Figure content listings:
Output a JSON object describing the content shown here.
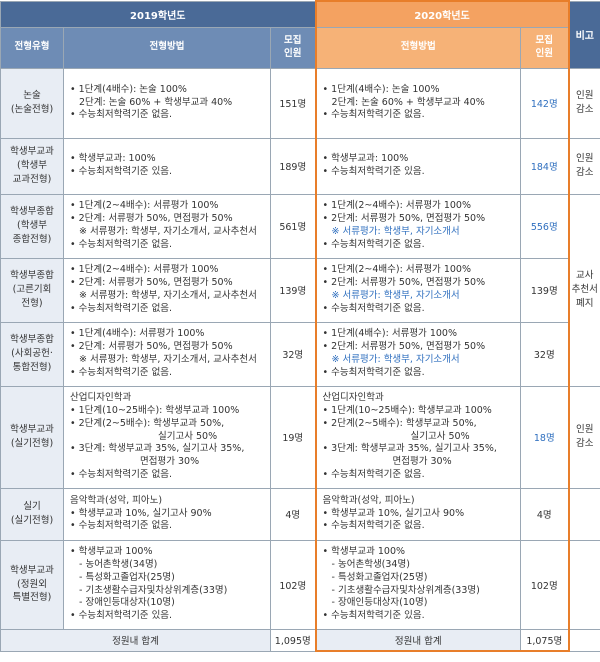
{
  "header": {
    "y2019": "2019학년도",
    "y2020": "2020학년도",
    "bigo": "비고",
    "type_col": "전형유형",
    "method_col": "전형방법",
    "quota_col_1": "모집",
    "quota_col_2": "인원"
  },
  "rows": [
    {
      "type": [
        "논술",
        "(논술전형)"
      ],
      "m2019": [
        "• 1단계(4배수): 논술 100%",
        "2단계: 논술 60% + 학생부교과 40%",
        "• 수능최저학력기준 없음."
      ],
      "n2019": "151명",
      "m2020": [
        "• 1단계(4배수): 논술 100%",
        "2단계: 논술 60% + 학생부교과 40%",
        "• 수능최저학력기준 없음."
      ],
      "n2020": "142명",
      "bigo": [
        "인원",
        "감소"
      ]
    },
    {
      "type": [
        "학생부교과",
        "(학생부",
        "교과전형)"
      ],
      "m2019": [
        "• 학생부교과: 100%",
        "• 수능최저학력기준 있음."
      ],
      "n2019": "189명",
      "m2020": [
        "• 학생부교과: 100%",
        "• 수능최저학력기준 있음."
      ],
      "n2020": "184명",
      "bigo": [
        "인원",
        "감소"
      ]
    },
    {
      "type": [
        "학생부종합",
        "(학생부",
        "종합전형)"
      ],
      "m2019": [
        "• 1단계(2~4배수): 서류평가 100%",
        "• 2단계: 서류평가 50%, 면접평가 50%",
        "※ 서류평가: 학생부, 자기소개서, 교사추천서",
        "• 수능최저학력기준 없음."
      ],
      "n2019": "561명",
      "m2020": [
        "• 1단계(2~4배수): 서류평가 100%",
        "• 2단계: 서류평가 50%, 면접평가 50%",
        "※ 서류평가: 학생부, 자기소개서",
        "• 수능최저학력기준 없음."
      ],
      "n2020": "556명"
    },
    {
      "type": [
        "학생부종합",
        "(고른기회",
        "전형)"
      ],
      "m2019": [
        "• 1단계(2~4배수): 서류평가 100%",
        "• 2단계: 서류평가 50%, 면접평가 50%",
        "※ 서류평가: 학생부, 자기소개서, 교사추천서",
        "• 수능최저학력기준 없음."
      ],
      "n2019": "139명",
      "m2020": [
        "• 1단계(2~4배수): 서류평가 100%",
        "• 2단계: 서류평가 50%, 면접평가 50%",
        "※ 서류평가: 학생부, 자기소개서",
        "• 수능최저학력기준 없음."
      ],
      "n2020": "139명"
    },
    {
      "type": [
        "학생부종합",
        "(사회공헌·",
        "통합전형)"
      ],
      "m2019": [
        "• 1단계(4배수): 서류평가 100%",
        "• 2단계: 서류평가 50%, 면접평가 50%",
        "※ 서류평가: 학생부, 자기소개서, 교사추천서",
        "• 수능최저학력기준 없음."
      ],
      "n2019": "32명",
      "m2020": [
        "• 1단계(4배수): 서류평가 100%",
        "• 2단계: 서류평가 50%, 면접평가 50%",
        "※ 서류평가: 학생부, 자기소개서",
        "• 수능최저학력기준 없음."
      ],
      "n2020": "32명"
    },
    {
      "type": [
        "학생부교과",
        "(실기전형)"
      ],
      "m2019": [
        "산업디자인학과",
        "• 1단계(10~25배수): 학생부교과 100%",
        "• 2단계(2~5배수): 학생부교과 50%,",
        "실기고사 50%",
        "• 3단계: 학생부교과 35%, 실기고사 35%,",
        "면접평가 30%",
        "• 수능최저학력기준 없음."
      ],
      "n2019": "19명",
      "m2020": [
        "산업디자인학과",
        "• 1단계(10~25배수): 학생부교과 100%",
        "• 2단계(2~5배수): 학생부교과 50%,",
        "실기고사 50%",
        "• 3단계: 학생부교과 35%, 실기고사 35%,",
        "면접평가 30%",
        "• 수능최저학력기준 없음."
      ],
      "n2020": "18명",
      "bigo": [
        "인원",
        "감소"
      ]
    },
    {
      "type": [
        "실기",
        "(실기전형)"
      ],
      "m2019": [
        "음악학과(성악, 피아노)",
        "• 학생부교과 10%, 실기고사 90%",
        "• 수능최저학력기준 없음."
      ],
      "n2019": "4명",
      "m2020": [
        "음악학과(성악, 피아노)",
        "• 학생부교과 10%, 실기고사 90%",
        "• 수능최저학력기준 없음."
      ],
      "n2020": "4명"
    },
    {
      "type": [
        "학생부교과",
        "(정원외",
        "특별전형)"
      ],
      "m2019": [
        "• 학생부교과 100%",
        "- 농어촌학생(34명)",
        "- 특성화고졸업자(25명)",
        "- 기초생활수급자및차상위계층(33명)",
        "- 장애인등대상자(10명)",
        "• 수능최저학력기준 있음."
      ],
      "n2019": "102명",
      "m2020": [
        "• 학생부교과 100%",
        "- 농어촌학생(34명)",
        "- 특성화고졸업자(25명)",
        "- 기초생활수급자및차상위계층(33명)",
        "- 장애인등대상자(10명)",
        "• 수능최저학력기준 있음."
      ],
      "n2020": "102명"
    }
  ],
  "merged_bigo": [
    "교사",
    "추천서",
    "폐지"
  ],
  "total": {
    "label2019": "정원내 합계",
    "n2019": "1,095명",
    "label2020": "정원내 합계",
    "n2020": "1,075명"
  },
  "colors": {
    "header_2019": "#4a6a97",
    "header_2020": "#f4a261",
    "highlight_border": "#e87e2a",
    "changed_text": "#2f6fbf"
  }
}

What to produce: Copy out the entries verbatim and leave the images out.

Solution for this exercise:
Output a JSON object describing the content shown here.
{
  "header": {
    "y2019": "2019학년도",
    "y2020": "2020학년도",
    "bigo": "비고",
    "type_col": "전형유형",
    "method_col": "전형방법",
    "quota_col_1": "모집",
    "quota_col_2": "인원"
  },
  "rows": [
    {
      "type": [
        "논술",
        "(논술전형)"
      ],
      "m2019": [
        "• 1단계(4배수): 논술 100%",
        "2단계: 논술 60% + 학생부교과 40%",
        "• 수능최저학력기준 없음."
      ],
      "n2019": "151명",
      "m2020": [
        "• 1단계(4배수): 논술 100%",
        "2단계: 논술 60% + 학생부교과 40%",
        "• 수능최저학력기준 없음."
      ],
      "n2020": "142명",
      "bigo": [
        "인원",
        "감소"
      ]
    },
    {
      "type": [
        "학생부교과",
        "(학생부",
        "교과전형)"
      ],
      "m2019": [
        "• 학생부교과: 100%",
        "• 수능최저학력기준 있음."
      ],
      "n2019": "189명",
      "m2020": [
        "• 학생부교과: 100%",
        "• 수능최저학력기준 있음."
      ],
      "n2020": "184명",
      "bigo": [
        "인원",
        "감소"
      ]
    },
    {
      "type": [
        "학생부종합",
        "(학생부",
        "종합전형)"
      ],
      "m2019": [
        "• 1단계(2~4배수): 서류평가 100%",
        "• 2단계: 서류평가 50%, 면접평가 50%",
        "※ 서류평가: 학생부, 자기소개서, 교사추천서",
        "• 수능최저학력기준 없음."
      ],
      "n2019": "561명",
      "m2020": [
        "• 1단계(2~4배수): 서류평가 100%",
        "• 2단계: 서류평가 50%, 면접평가 50%",
        "※ 서류평가: 학생부, 자기소개서",
        "• 수능최저학력기준 없음."
      ],
      "n2020": "556명"
    },
    {
      "type": [
        "학생부종합",
        "(고른기회",
        "전형)"
      ],
      "m2019": [
        "• 1단계(2~4배수): 서류평가 100%",
        "• 2단계: 서류평가 50%, 면접평가 50%",
        "※ 서류평가: 학생부, 자기소개서, 교사추천서",
        "• 수능최저학력기준 없음."
      ],
      "n2019": "139명",
      "m2020": [
        "• 1단계(2~4배수): 서류평가 100%",
        "• 2단계: 서류평가 50%, 면접평가 50%",
        "※ 서류평가: 학생부, 자기소개서",
        "• 수능최저학력기준 없음."
      ],
      "n2020": "139명"
    },
    {
      "type": [
        "학생부종합",
        "(사회공헌·",
        "통합전형)"
      ],
      "m2019": [
        "• 1단계(4배수): 서류평가 100%",
        "• 2단계: 서류평가 50%, 면접평가 50%",
        "※ 서류평가: 학생부, 자기소개서, 교사추천서",
        "• 수능최저학력기준 없음."
      ],
      "n2019": "32명",
      "m2020": [
        "• 1단계(4배수): 서류평가 100%",
        "• 2단계: 서류평가 50%, 면접평가 50%",
        "※ 서류평가: 학생부, 자기소개서",
        "• 수능최저학력기준 없음."
      ],
      "n2020": "32명"
    },
    {
      "type": [
        "학생부교과",
        "(실기전형)"
      ],
      "m2019": [
        "산업디자인학과",
        "• 1단계(10~25배수): 학생부교과 100%",
        "• 2단계(2~5배수): 학생부교과 50%,",
        "실기고사 50%",
        "• 3단계: 학생부교과 35%, 실기고사 35%,",
        "면접평가 30%",
        "• 수능최저학력기준 없음."
      ],
      "n2019": "19명",
      "m2020": [
        "산업디자인학과",
        "• 1단계(10~25배수): 학생부교과 100%",
        "• 2단계(2~5배수): 학생부교과 50%,",
        "실기고사 50%",
        "• 3단계: 학생부교과 35%, 실기고사 35%,",
        "면접평가 30%",
        "• 수능최저학력기준 없음."
      ],
      "n2020": "18명",
      "bigo": [
        "인원",
        "감소"
      ]
    },
    {
      "type": [
        "실기",
        "(실기전형)"
      ],
      "m2019": [
        "음악학과(성악, 피아노)",
        "• 학생부교과 10%, 실기고사 90%",
        "• 수능최저학력기준 없음."
      ],
      "n2019": "4명",
      "m2020": [
        "음악학과(성악, 피아노)",
        "• 학생부교과 10%, 실기고사 90%",
        "• 수능최저학력기준 없음."
      ],
      "n2020": "4명"
    },
    {
      "type": [
        "학생부교과",
        "(정원외",
        "특별전형)"
      ],
      "m2019": [
        "• 학생부교과 100%",
        "- 농어촌학생(34명)",
        "- 특성화고졸업자(25명)",
        "- 기초생활수급자및차상위계층(33명)",
        "- 장애인등대상자(10명)",
        "• 수능최저학력기준 있음."
      ],
      "n2019": "102명",
      "m2020": [
        "• 학생부교과 100%",
        "- 농어촌학생(34명)",
        "- 특성화고졸업자(25명)",
        "- 기초생활수급자및차상위계층(33명)",
        "- 장애인등대상자(10명)",
        "• 수능최저학력기준 있음."
      ],
      "n2020": "102명"
    }
  ],
  "merged_bigo": [
    "교사",
    "추천서",
    "폐지"
  ],
  "total": {
    "label2019": "정원내 합계",
    "n2019": "1,095명",
    "label2020": "정원내 합계",
    "n2020": "1,075명"
  },
  "colors": {
    "header_2019": "#4a6a97",
    "header_2020": "#f4a261",
    "highlight_border": "#e87e2a",
    "changed_text": "#2f6fbf"
  }
}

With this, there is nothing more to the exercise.